— start Records for this exercise —
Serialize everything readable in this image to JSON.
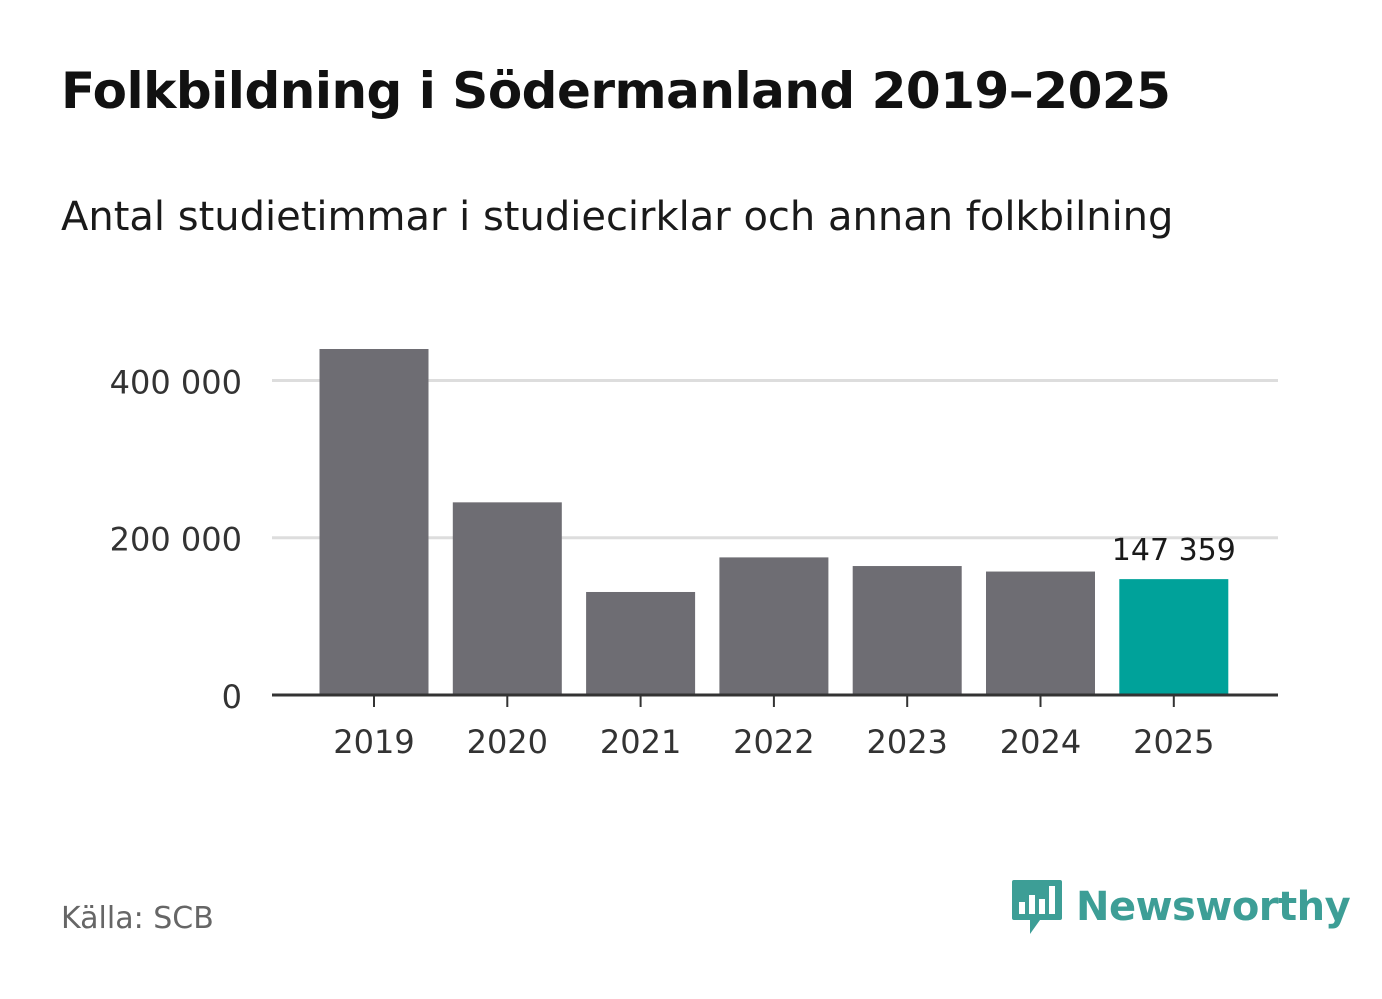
{
  "header": {
    "title": "Folkbildning i Södermanland 2019–2025",
    "subtitle": "Antal studietimmar i studiecirklar och annan folkbilning"
  },
  "footer": {
    "source": "Källa: SCB",
    "brand": "Newsworthy",
    "brand_icon": "bar-chart-speech-bubble-icon"
  },
  "colors": {
    "bar": "#6e6d73",
    "highlight": "#00a29a",
    "grid": "#dddddd",
    "axis": "#333333",
    "brand": "#3d9e96"
  },
  "chart_data": {
    "type": "bar",
    "title": "Folkbildning i Södermanland 2019–2025",
    "subtitle": "Antal studietimmar i studiecirklar och annan folkbilning",
    "xlabel": "",
    "ylabel": "",
    "categories": [
      "2019",
      "2020",
      "2021",
      "2022",
      "2023",
      "2024",
      "2025"
    ],
    "values": [
      440000,
      245000,
      131000,
      175000,
      164000,
      157000,
      147359
    ],
    "highlight_index": 6,
    "highlight_label": "147 359",
    "ylim": [
      0,
      440000
    ],
    "yticks": [
      0,
      200000,
      400000
    ],
    "ytick_labels": [
      "0",
      "200 000",
      "400 000"
    ],
    "grid": true
  }
}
— end Records for this exercise —
Given request => Write out each line of the data exactly; the images should be left out.

Written solution =>
Serialize everything readable in this image to JSON.
{
  "header": {
    "title": "Folkbildning i Södermanland 2019–2025",
    "subtitle": "Antal studietimmar i studiecirklar och annan folkbilning"
  },
  "footer": {
    "source": "Källa: SCB",
    "brand": "Newsworthy",
    "brand_icon": "bar-chart-speech-bubble-icon"
  },
  "colors": {
    "bar": "#6e6d73",
    "highlight": "#00a29a",
    "grid": "#dddddd",
    "axis": "#333333",
    "brand": "#3d9e96"
  },
  "chart_data": {
    "type": "bar",
    "title": "Folkbildning i Södermanland 2019–2025",
    "subtitle": "Antal studietimmar i studiecirklar och annan folkbilning",
    "xlabel": "",
    "ylabel": "",
    "categories": [
      "2019",
      "2020",
      "2021",
      "2022",
      "2023",
      "2024",
      "2025"
    ],
    "values": [
      440000,
      245000,
      131000,
      175000,
      164000,
      157000,
      147359
    ],
    "highlight_index": 6,
    "highlight_label": "147 359",
    "ylim": [
      0,
      440000
    ],
    "yticks": [
      0,
      200000,
      400000
    ],
    "ytick_labels": [
      "0",
      "200 000",
      "400 000"
    ],
    "grid": true
  }
}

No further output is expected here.